** START **
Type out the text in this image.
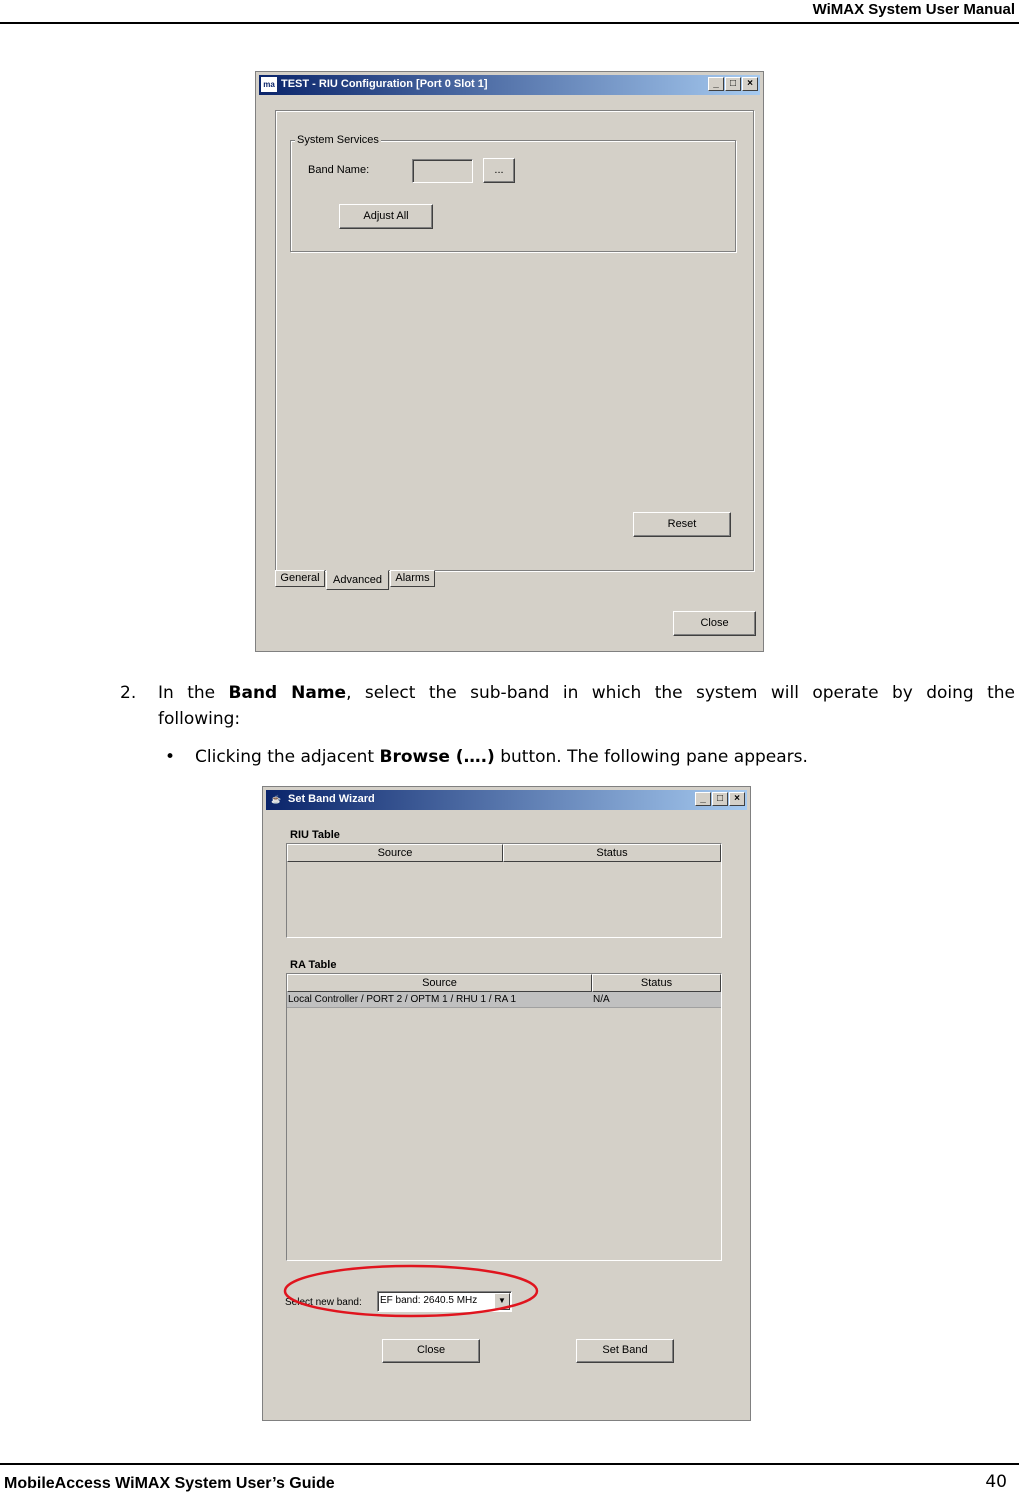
WiMAX System User Manual
ma TEST - RIU Configuration [Port 0 Slot 1]	_	□	×
System Services
Band Name:	...
Adjust All
Reset
General	Advanced	Alarms
Close
2. In the Band Name, select the sub-band in which the system will operate by doing the
following:
• Clicking the adjacent Browse (….) button. The following pane appears.
☕ Set Band Wizard	_	□	×
RIU Table
Source	Status
RA Table
Source	Status
Local Controller / PORT 2 / OPTM 1 / RHU 1 / RA 1	N/A
Select new band: EF band: 2640.5 MHz	▼
Close	Set Band
MobileAccess WiMAX System User’s Guide	40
** END **
◆ WHAT YOU HAVE TO DO
Among the lines of the data, identify those with the word "User". Copy each of them.

◆ TASK RESULT
WiMAX System User Manual
MobileAccess WiMAX System User’s Guide	40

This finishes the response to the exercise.